## Start INPUT DATA
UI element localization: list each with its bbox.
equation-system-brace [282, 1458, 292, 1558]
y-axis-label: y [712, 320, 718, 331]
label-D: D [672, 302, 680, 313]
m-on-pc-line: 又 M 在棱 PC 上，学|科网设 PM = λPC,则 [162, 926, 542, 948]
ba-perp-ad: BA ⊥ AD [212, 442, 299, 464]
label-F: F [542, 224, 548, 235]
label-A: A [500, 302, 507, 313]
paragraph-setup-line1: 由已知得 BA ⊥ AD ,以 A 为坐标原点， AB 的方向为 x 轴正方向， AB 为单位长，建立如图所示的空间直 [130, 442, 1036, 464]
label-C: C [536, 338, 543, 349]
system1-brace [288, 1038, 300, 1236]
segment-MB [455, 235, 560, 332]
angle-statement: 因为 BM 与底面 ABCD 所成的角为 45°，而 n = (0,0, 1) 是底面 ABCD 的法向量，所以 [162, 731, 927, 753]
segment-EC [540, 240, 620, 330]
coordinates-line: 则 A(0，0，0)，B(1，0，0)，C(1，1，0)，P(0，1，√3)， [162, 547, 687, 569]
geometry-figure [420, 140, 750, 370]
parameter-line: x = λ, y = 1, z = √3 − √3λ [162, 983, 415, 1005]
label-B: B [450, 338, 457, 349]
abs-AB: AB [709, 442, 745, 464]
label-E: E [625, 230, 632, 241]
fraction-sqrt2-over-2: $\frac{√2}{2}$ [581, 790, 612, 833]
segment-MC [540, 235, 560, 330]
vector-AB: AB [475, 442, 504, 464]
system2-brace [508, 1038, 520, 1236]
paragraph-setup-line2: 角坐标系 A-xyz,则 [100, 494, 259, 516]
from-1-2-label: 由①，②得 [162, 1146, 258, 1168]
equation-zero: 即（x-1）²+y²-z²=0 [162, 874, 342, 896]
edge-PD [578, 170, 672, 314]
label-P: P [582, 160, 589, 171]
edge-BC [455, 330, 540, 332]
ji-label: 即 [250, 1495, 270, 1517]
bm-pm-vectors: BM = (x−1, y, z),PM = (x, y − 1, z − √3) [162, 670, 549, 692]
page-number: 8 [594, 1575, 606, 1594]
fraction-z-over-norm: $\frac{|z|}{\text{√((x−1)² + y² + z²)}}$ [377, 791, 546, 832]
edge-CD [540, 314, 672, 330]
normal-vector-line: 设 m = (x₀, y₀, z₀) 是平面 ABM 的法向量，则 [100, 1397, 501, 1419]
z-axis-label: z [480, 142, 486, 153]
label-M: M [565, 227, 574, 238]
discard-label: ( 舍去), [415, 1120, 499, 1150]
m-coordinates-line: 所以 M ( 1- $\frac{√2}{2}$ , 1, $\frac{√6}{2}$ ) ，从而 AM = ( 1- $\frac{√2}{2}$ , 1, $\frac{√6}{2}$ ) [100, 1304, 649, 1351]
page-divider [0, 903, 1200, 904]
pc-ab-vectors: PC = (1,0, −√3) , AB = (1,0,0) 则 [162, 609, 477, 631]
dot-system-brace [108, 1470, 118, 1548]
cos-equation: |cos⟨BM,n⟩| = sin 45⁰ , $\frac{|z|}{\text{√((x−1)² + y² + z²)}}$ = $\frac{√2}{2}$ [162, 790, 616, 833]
## End INPUT DATA
> **PROBLEM TO SOLVE**
Rewrite the items with every "segment" changed to "line", leaving everything else as it is.

> **TASK RESULT**
UI element localization: list each with its bbox.
equation-system-brace [282, 1458, 292, 1558]
y-axis-label: y [712, 320, 718, 331]
label-D: D [672, 302, 680, 313]
m-on-pc-line: 又 M 在棱 PC 上，学|科网设 PM = λPC,则 [162, 926, 542, 948]
ba-perp-ad: BA ⊥ AD [212, 442, 299, 464]
label-F: F [542, 224, 548, 235]
label-A: A [500, 302, 507, 313]
paragraph-setup-line1: 由已知得 BA ⊥ AD ,以 A 为坐标原点， AB 的方向为 x 轴正方向， AB 为单位长，建立如图所示的空间直 [130, 442, 1036, 464]
label-C: C [536, 338, 543, 349]
system1-brace [288, 1038, 300, 1236]
line-MB [455, 235, 560, 332]
angle-statement: 因为 BM 与底面 ABCD 所成的角为 45°，而 n = (0,0, 1) 是底面 ABCD 的法向量，所以 [162, 731, 927, 753]
line-EC [540, 240, 620, 330]
coordinates-line: 则 A(0，0，0)，B(1，0，0)，C(1，1，0)，P(0，1，√3)， [162, 547, 687, 569]
geometry-figure [420, 140, 750, 370]
parameter-line: x = λ, y = 1, z = √3 − √3λ [162, 983, 415, 1005]
label-B: B [450, 338, 457, 349]
abs-AB: AB [709, 442, 745, 464]
label-E: E [625, 230, 632, 241]
fraction-sqrt2-over-2: $\frac{√2}{2}$ [581, 790, 612, 833]
line-MC [540, 235, 560, 330]
vector-AB: AB [475, 442, 504, 464]
system2-brace [508, 1038, 520, 1236]
paragraph-setup-line2: 角坐标系 A-xyz,则 [100, 494, 259, 516]
from-1-2-label: 由①，②得 [162, 1146, 258, 1168]
equation-zero: 即（x-1）²+y²-z²=0 [162, 874, 342, 896]
edge-PD [578, 170, 672, 314]
label-P: P [582, 160, 589, 171]
edge-BC [455, 330, 540, 332]
ji-label: 即 [250, 1495, 270, 1517]
bm-pm-vectors: BM = (x−1, y, z),PM = (x, y − 1, z − √3) [162, 670, 549, 692]
page-number: 8 [594, 1575, 606, 1594]
fraction-z-over-norm: $\frac{|z|}{\text{√((x−1)² + y² + z²)}}$ [377, 791, 546, 832]
edge-CD [540, 314, 672, 330]
normal-vector-line: 设 m = (x₀, y₀, z₀) 是平面 ABM 的法向量，则 [100, 1397, 501, 1419]
z-axis-label: z [480, 142, 486, 153]
label-M: M [565, 227, 574, 238]
discard-label: ( 舍去), [415, 1120, 499, 1150]
m-coordinates-line: 所以 M ( 1- $\frac{√2}{2}$ , 1, $\frac{√6}{2}$ ) ，从而 AM = ( 1- $\frac{√2}{2}$ , 1, $\frac{√6}{2}$ ) [100, 1304, 649, 1351]
page-divider [0, 903, 1200, 904]
pc-ab-vectors: PC = (1,0, −√3) , AB = (1,0,0) 则 [162, 609, 477, 631]
dot-system-brace [108, 1470, 118, 1548]
cos-equation: |cos⟨BM,n⟩| = sin 45⁰ , $\frac{|z|}{\text{√((x−1)² + y² + z²)}}$ = $\frac{√2}{2}$ [162, 790, 616, 833]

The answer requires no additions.